## RECORD SET:
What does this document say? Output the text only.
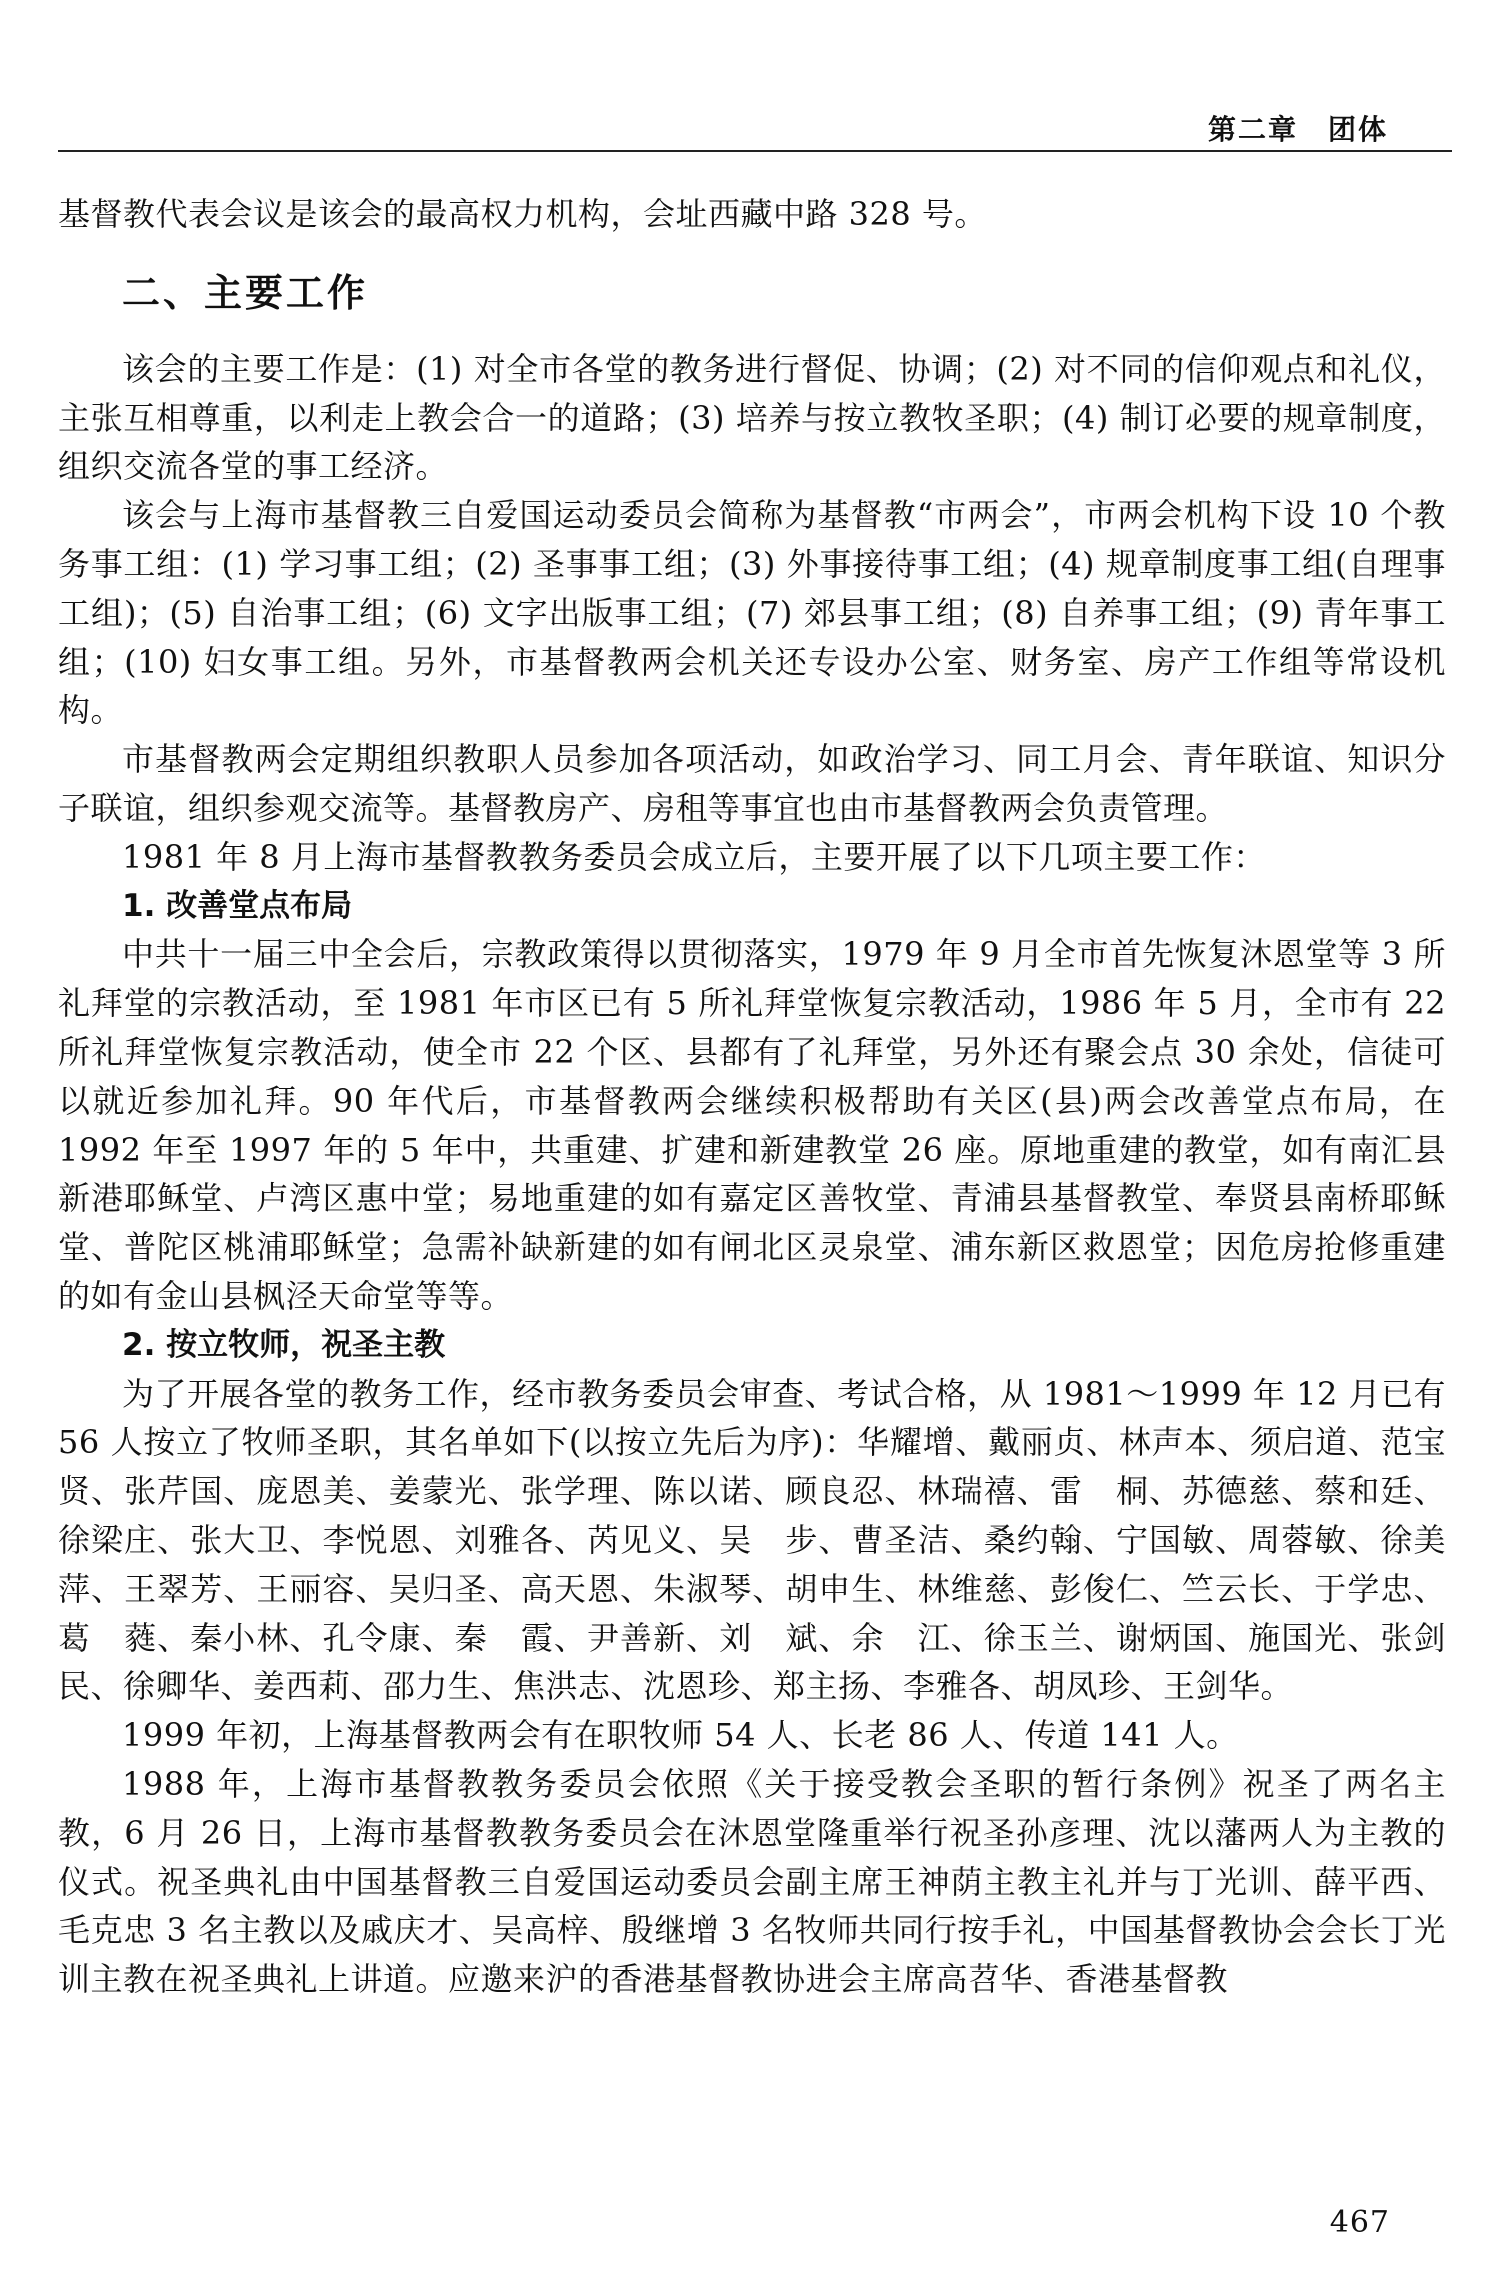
第二章　团体

基督教代表会议是该会的最高权力机构，会址西藏中路 328 号。

二、主要工作

该会的主要工作是：(1) 对全市各堂的教务进行督促、协调；(2) 对不同的信仰观点和礼仪，主张互相尊重，以利走上教会合一的道路；(3) 培养与按立教牧圣职；(4) 制订必要的规章制度，组织交流各堂的事工经济。

该会与上海市基督教三自爱国运动委员会简称为基督教“市两会”，市两会机构下设 10 个教务事工组：(1) 学习事工组；(2) 圣事事工组；(3) 外事接待事工组；(4) 规章制度事工组(自理事工组)；(5) 自治事工组；(6) 文字出版事工组；(7) 郊县事工组；(8) 自养事工组；(9) 青年事工组；(10) 妇女事工组。另外，市基督教两会机关还专设办公室、财务室、房产工作组等常设机构。

市基督教两会定期组织教职人员参加各项活动，如政治学习、同工月会、青年联谊、知识分子联谊，组织参观交流等。基督教房产、房租等事宜也由市基督教两会负责管理。

1981 年 8 月上海市基督教教务委员会成立后，主要开展了以下几项主要工作：

1. 改善堂点布局

中共十一届三中全会后，宗教政策得以贯彻落实，1979 年 9 月全市首先恢复沐恩堂等 3 所礼拜堂的宗教活动，至 1981 年市区已有 5 所礼拜堂恢复宗教活动，1986 年 5 月，全市有 22 所礼拜堂恢复宗教活动，使全市 22 个区、县都有了礼拜堂，另外还有聚会点 30 余处，信徒可以就近参加礼拜。90 年代后，市基督教两会继续积极帮助有关区(县)两会改善堂点布局，在 1992 年至 1997 年的 5 年中，共重建、扩建和新建教堂 26 座。原地重建的教堂，如有南汇县新港耶稣堂、卢湾区惠中堂；易地重建的如有嘉定区善牧堂、青浦县基督教堂、奉贤县南桥耶稣堂、普陀区桃浦耶稣堂；急需补缺新建的如有闸北区灵泉堂、浦东新区救恩堂；因危房抢修重建的如有金山县枫泾天命堂等等。

2. 按立牧师，祝圣主教

为了开展各堂的教务工作，经市教务委员会审查、考试合格，从 1981～1999 年 12 月已有 56 人按立了牧师圣职，其名单如下(以按立先后为序)：华耀增、戴丽贞、林声本、须启道、范宝贤、张芹国、庞恩美、姜蒙光、张学理、陈以诺、顾良忍、林瑞禧、雷　桐、苏德慈、蔡和廷、徐梁庄、张大卫、李悦恩、刘雅各、芮见义、吴　步、曹圣洁、桑约翰、宁国敏、周蓉敏、徐美萍、王翠芳、王丽容、吴归圣、高天恩、朱淑琴、胡申生、林维慈、彭俊仁、竺云长、于学忠、葛　蕤、秦小林、孔令康、秦　霞、尹善新、刘　斌、余　江、徐玉兰、谢炳国、施国光、张剑民、徐卿华、姜西莉、邵力生、焦洪志、沈恩珍、郑主扬、李雅各、胡凤珍、王剑华。

1999 年初，上海基督教两会有在职牧师 54 人、长老 86 人、传道 141 人。

1988 年，上海市基督教教务委员会依照《关于接受教会圣职的暂行条例》祝圣了两名主教，6 月 26 日，上海市基督教教务委员会在沐恩堂隆重举行祝圣孙彦理、沈以藩两人为主教的仪式。祝圣典礼由中国基督教三自爱国运动委员会副主席王神荫主教主礼并与丁光训、薛平西、毛克忠 3 名主教以及戚庆才、吴高梓、殷继增 3 名牧师共同行按手礼，中国基督教协会会长丁光训主教在祝圣典礼上讲道。应邀来沪的香港基督教协进会主席高苕华、香港基督教

467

## SET PROBLEM:
Strip the images and reproduce the remaining records precisely.

## RESULT FOR THIS TASK:
What does this document say? Output the text only.
第二章　团体

基督教代表会议是该会的最高权力机构，会址西藏中路 328 号。

二、主要工作

该会的主要工作是：(1) 对全市各堂的教务进行督促、协调；(2) 对不同的信仰观点和礼仪，主张互相尊重，以利走上教会合一的道路；(3) 培养与按立教牧圣职；(4) 制订必要的规章制度，组织交流各堂的事工经济。

该会与上海市基督教三自爱国运动委员会简称为基督教“市两会”，市两会机构下设 10 个教务事工组：(1) 学习事工组；(2) 圣事事工组；(3) 外事接待事工组；(4) 规章制度事工组(自理事工组)；(5) 自治事工组；(6) 文字出版事工组；(7) 郊县事工组；(8) 自养事工组；(9) 青年事工组；(10) 妇女事工组。另外，市基督教两会机关还专设办公室、财务室、房产工作组等常设机构。

市基督教两会定期组织教职人员参加各项活动，如政治学习、同工月会、青年联谊、知识分子联谊，组织参观交流等。基督教房产、房租等事宜也由市基督教两会负责管理。

1981 年 8 月上海市基督教教务委员会成立后，主要开展了以下几项主要工作：

1. 改善堂点布局

中共十一届三中全会后，宗教政策得以贯彻落实，1979 年 9 月全市首先恢复沐恩堂等 3 所礼拜堂的宗教活动，至 1981 年市区已有 5 所礼拜堂恢复宗教活动，1986 年 5 月，全市有 22 所礼拜堂恢复宗教活动，使全市 22 个区、县都有了礼拜堂，另外还有聚会点 30 余处，信徒可以就近参加礼拜。90 年代后，市基督教两会继续积极帮助有关区(县)两会改善堂点布局，在 1992 年至 1997 年的 5 年中，共重建、扩建和新建教堂 26 座。原地重建的教堂，如有南汇县新港耶稣堂、卢湾区惠中堂；易地重建的如有嘉定区善牧堂、青浦县基督教堂、奉贤县南桥耶稣堂、普陀区桃浦耶稣堂；急需补缺新建的如有闸北区灵泉堂、浦东新区救恩堂；因危房抢修重建的如有金山县枫泾天命堂等等。

2. 按立牧师，祝圣主教

为了开展各堂的教务工作，经市教务委员会审查、考试合格，从 1981～1999 年 12 月已有 56 人按立了牧师圣职，其名单如下(以按立先后为序)：华耀增、戴丽贞、林声本、须启道、范宝贤、张芹国、庞恩美、姜蒙光、张学理、陈以诺、顾良忍、林瑞禧、雷　桐、苏德慈、蔡和廷、徐梁庄、张大卫、李悦恩、刘雅各、芮见义、吴　步、曹圣洁、桑约翰、宁国敏、周蓉敏、徐美萍、王翠芳、王丽容、吴归圣、高天恩、朱淑琴、胡申生、林维慈、彭俊仁、竺云长、于学忠、葛　蕤、秦小林、孔令康、秦　霞、尹善新、刘　斌、余　江、徐玉兰、谢炳国、施国光、张剑民、徐卿华、姜西莉、邵力生、焦洪志、沈恩珍、郑主扬、李雅各、胡凤珍、王剑华。

1999 年初，上海基督教两会有在职牧师 54 人、长老 86 人、传道 141 人。

1988 年，上海市基督教教务委员会依照《关于接受教会圣职的暂行条例》祝圣了两名主教，6 月 26 日，上海市基督教教务委员会在沐恩堂隆重举行祝圣孙彦理、沈以藩两人为主教的仪式。祝圣典礼由中国基督教三自爱国运动委员会副主席王神荫主教主礼并与丁光训、薛平西、毛克忠 3 名主教以及戚庆才、吴高梓、殷继增 3 名牧师共同行按手礼，中国基督教协会会长丁光训主教在祝圣典礼上讲道。应邀来沪的香港基督教协进会主席高苕华、香港基督教

467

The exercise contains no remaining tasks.